■ **Data for this exercise**:
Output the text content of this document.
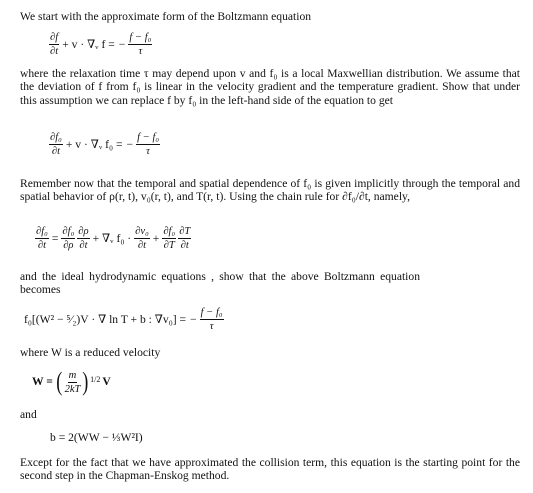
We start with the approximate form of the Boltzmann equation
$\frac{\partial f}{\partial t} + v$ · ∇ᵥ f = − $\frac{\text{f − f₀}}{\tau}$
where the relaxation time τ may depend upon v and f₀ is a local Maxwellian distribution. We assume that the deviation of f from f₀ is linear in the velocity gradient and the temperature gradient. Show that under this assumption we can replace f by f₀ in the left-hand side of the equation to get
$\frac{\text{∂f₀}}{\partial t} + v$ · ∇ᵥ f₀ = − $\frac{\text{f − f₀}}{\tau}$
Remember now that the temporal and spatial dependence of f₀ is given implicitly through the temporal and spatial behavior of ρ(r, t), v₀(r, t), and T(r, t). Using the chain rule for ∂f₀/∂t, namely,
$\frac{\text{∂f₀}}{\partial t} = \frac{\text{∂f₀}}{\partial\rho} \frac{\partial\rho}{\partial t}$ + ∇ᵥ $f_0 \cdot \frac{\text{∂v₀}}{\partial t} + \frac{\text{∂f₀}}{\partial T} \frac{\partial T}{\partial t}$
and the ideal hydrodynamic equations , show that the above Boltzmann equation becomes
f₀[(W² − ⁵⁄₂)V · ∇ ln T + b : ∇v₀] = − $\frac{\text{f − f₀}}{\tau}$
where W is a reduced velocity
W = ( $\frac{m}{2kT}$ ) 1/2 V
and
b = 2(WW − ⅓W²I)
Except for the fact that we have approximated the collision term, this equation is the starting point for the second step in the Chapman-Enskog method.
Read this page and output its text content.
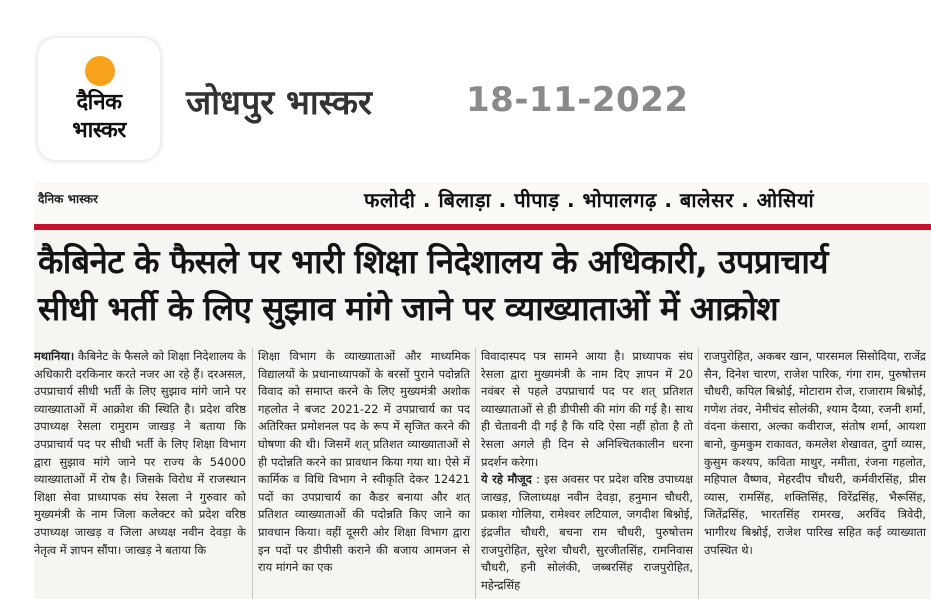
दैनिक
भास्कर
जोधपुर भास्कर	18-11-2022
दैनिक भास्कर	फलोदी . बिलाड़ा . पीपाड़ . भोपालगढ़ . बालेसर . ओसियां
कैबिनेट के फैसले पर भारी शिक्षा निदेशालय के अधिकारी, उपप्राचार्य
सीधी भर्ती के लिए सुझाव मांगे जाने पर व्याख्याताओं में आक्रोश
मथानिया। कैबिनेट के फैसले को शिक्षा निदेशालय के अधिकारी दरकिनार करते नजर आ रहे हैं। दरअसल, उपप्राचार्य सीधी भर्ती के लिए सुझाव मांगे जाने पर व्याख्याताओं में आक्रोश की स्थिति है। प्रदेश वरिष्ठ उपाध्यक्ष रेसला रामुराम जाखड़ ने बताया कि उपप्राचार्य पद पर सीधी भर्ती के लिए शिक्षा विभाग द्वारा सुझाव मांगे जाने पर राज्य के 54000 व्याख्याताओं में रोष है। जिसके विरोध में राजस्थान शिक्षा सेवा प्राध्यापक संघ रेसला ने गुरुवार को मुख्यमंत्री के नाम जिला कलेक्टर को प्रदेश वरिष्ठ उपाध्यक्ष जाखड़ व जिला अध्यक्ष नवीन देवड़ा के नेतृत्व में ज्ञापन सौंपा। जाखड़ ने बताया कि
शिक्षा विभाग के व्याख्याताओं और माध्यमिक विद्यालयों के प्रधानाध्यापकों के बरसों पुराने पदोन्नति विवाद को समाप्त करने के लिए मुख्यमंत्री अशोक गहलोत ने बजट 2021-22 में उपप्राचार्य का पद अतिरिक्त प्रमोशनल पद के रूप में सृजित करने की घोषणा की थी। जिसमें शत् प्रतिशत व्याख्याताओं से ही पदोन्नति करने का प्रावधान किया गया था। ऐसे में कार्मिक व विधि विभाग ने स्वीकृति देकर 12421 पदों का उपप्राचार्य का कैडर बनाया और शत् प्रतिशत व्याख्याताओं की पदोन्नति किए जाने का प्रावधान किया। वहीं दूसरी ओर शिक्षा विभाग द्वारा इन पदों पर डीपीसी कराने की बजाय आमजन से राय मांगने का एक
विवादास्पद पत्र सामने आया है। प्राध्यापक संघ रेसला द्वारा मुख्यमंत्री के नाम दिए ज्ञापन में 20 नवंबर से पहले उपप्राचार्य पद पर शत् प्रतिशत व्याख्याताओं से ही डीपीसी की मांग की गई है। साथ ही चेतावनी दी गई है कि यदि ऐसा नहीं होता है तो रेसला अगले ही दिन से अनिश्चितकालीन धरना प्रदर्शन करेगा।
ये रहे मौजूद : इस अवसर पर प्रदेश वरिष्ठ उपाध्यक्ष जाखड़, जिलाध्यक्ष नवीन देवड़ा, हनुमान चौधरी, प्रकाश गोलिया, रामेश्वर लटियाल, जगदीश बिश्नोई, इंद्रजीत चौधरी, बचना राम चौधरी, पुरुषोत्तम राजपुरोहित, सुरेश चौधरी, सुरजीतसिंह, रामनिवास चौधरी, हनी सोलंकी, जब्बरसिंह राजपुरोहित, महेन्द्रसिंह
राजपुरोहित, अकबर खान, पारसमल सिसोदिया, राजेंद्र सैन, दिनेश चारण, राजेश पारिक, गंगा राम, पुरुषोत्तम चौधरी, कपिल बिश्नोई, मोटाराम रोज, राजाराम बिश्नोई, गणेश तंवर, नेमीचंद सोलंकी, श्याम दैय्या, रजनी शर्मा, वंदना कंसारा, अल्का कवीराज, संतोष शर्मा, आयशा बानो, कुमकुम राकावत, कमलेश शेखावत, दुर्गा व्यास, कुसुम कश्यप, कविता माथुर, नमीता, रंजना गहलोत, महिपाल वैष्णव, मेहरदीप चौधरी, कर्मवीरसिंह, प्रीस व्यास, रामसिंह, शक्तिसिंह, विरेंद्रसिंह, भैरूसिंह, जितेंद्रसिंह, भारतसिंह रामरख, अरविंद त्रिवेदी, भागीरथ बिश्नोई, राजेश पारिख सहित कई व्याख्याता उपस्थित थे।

■ **Instructions for the task**: Reproduce each line holding the word "text".

■ **Correct result**:
Output the text content of this document.
$\frac{\partial f}{\partial t} + v$ · ∇ᵥ f = − $\frac{\text{f − f₀}}{\tau}$
$\frac{\text{∂f₀}}{\partial t} + v$ · ∇ᵥ f₀ = − $\frac{\text{f − f₀}}{\tau}$
$\frac{\text{∂f₀}}{\partial t} = \frac{\text{∂f₀}}{\partial\rho} \frac{\partial\rho}{\partial t}$ + ∇ᵥ $f_0 \cdot \frac{\text{∂v₀}}{\partial t} + \frac{\text{∂f₀}}{\partial T} \frac{\partial T}{\partial t}$
f₀[(W² − ⁵⁄₂)V · ∇ ln T + b : ∇v₀] = − $\frac{\text{f − f₀}}{\tau}$
Read this page and output its text content.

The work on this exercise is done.